◆ What to work on: Your task is to transcribe all of the records exactly and leave out the pictures.

===== Extracted data

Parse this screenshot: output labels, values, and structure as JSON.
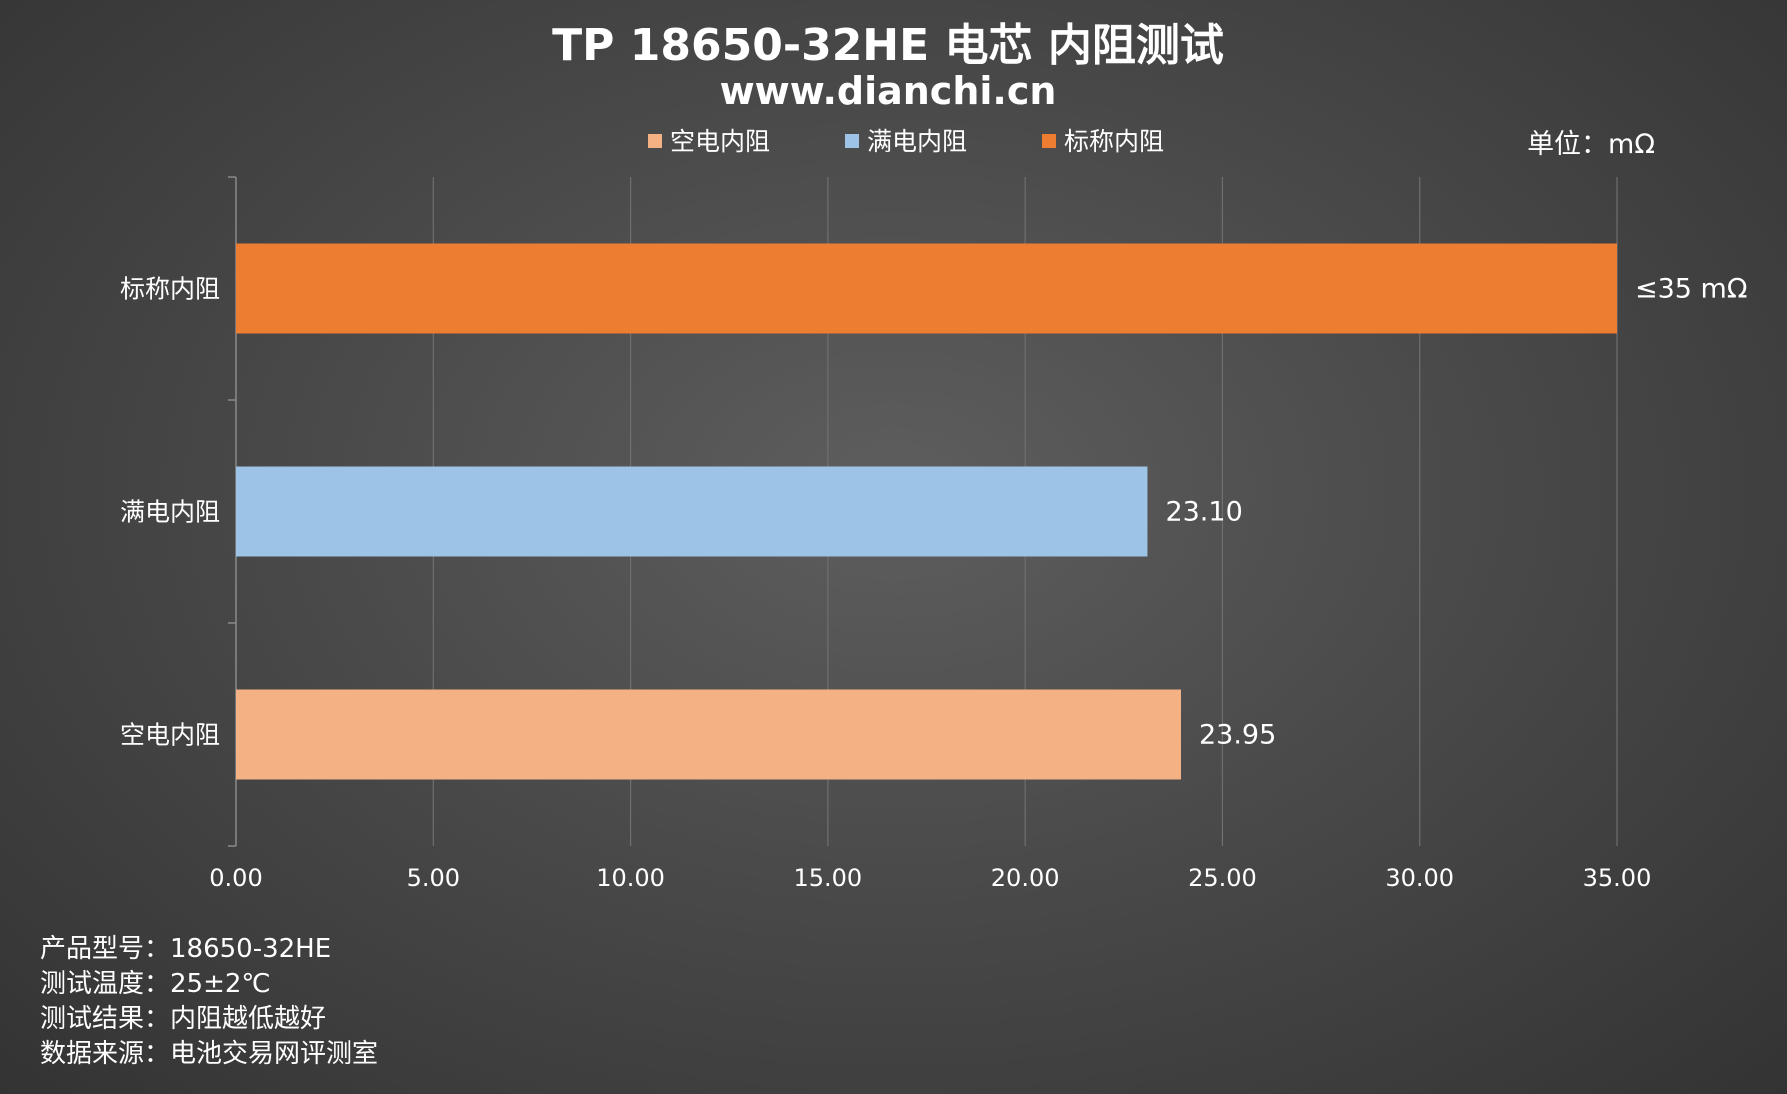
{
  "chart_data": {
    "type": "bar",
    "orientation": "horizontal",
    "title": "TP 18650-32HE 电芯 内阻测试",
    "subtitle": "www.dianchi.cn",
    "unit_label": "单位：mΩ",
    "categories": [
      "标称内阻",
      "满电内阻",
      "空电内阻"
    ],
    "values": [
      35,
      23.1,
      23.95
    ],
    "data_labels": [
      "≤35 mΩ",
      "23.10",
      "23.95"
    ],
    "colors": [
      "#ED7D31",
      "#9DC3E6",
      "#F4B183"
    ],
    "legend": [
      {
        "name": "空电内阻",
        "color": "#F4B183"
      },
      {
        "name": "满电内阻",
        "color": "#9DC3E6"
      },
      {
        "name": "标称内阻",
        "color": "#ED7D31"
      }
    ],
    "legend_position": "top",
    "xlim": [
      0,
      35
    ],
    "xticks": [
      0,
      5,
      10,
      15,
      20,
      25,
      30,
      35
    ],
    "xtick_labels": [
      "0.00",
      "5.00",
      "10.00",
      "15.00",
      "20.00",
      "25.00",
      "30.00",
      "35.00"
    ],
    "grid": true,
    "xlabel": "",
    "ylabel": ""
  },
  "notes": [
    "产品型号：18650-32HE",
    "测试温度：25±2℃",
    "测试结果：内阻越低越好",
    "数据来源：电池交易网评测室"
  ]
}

==========

◆ Response:
Parse this screenshot: output labels, values, and structure as JSON.
{
  "chart_data": {
    "type": "bar",
    "orientation": "horizontal",
    "title": "TP 18650-32HE 电芯 内阻测试",
    "subtitle": "www.dianchi.cn",
    "unit_label": "单位：mΩ",
    "categories": [
      "标称内阻",
      "满电内阻",
      "空电内阻"
    ],
    "values": [
      35,
      23.1,
      23.95
    ],
    "data_labels": [
      "≤35 mΩ",
      "23.10",
      "23.95"
    ],
    "colors": [
      "#ED7D31",
      "#9DC3E6",
      "#F4B183"
    ],
    "legend": [
      {
        "name": "空电内阻",
        "color": "#F4B183"
      },
      {
        "name": "满电内阻",
        "color": "#9DC3E6"
      },
      {
        "name": "标称内阻",
        "color": "#ED7D31"
      }
    ],
    "legend_position": "top",
    "xlim": [
      0,
      35
    ],
    "xticks": [
      0,
      5,
      10,
      15,
      20,
      25,
      30,
      35
    ],
    "xtick_labels": [
      "0.00",
      "5.00",
      "10.00",
      "15.00",
      "20.00",
      "25.00",
      "30.00",
      "35.00"
    ],
    "grid": true,
    "xlabel": "",
    "ylabel": ""
  },
  "notes": [
    "产品型号：18650-32HE",
    "测试温度：25±2℃",
    "测试结果：内阻越低越好",
    "数据来源：电池交易网评测室"
  ]
}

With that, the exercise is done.